(Collection entries)

[start]

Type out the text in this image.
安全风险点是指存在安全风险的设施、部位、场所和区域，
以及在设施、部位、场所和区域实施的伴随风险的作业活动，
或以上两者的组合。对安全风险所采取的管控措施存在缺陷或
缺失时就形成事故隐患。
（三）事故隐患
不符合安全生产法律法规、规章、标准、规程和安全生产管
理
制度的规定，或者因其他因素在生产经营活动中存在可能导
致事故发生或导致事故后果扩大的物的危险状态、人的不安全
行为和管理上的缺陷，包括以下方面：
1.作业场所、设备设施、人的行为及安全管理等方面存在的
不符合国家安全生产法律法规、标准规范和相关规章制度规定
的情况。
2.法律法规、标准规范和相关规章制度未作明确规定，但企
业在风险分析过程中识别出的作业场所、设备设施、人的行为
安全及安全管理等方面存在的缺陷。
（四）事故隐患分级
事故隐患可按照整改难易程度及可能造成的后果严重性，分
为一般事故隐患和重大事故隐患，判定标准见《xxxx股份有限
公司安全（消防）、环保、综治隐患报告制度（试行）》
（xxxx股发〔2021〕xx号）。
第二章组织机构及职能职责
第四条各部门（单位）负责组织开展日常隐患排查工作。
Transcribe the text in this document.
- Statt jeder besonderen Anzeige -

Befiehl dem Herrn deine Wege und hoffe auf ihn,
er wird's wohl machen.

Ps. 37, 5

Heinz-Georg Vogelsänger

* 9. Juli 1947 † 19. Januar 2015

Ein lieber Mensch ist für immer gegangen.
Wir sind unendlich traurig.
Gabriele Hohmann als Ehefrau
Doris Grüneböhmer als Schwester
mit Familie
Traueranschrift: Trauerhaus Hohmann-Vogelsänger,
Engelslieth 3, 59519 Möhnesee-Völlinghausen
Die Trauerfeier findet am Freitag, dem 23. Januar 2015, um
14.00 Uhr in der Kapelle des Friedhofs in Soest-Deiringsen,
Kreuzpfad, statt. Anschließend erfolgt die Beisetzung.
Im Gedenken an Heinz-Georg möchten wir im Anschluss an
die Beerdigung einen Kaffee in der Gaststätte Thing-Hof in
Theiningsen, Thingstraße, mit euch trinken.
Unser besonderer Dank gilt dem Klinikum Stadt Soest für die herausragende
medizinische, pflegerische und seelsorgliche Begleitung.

[end]

Exercise instructions :: Everything in the listing above should be restated exactly.

Answer to the problem ::
Type out the text in this image.
安全风险点是指存在安全风险的设施、部位、场所和区域，
以及在设施、部位、场所和区域实施的伴随风险的作业活动，
或以上两者的组合。对安全风险所采取的管控措施存在缺陷或
缺失时就形成事故隐患。
（三）事故隐患
不符合安全生产法律法规、规章、标准、规程和安全生产管
理
制度的规定，或者因其他因素在生产经营活动中存在可能导
致事故发生或导致事故后果扩大的物的危险状态、人的不安全
行为和管理上的缺陷，包括以下方面：
1.作业场所、设备设施、人的行为及安全管理等方面存在的
不符合国家安全生产法律法规、标准规范和相关规章制度规定
的情况。
2.法律法规、标准规范和相关规章制度未作明确规定，但企
业在风险分析过程中识别出的作业场所、设备设施、人的行为
安全及安全管理等方面存在的缺陷。
（四）事故隐患分级
事故隐患可按照整改难易程度及可能造成的后果严重性，分
为一般事故隐患和重大事故隐患，判定标准见《xxxx股份有限
公司安全（消防）、环保、综治隐患报告制度（试行）》
（xxxx股发〔2021〕xx号）。
第二章组织机构及职能职责
第四条各部门（单位）负责组织开展日常隐患排查工作。
Transcribe the text in this document.
- Statt jeder besonderen Anzeige -

Befiehl dem Herrn deine Wege und hoffe auf ihn,
er wird's wohl machen.

Ps. 37, 5

Heinz-Georg Vogelsänger

* 9. Juli 1947 † 19. Januar 2015

Ein lieber Mensch ist für immer gegangen.
Wir sind unendlich traurig.
Gabriele Hohmann als Ehefrau
Doris Grüneböhmer als Schwester
mit Familie
Traueranschrift: Trauerhaus Hohmann-Vogelsänger,
Engelslieth 3, 59519 Möhnesee-Völlinghausen
Die Trauerfeier findet am Freitag, dem 23. Januar 2015, um
14.00 Uhr in der Kapelle des Friedhofs in Soest-Deiringsen,
Kreuzpfad, statt. Anschließend erfolgt die Beisetzung.
Im Gedenken an Heinz-Georg möchten wir im Anschluss an
die Beerdigung einen Kaffee in der Gaststätte Thing-Hof in
Theiningsen, Thingstraße, mit euch trinken.
Unser besonderer Dank gilt dem Klinikum Stadt Soest für die herausragende
medizinische, pflegerische und seelsorgliche Begleitung.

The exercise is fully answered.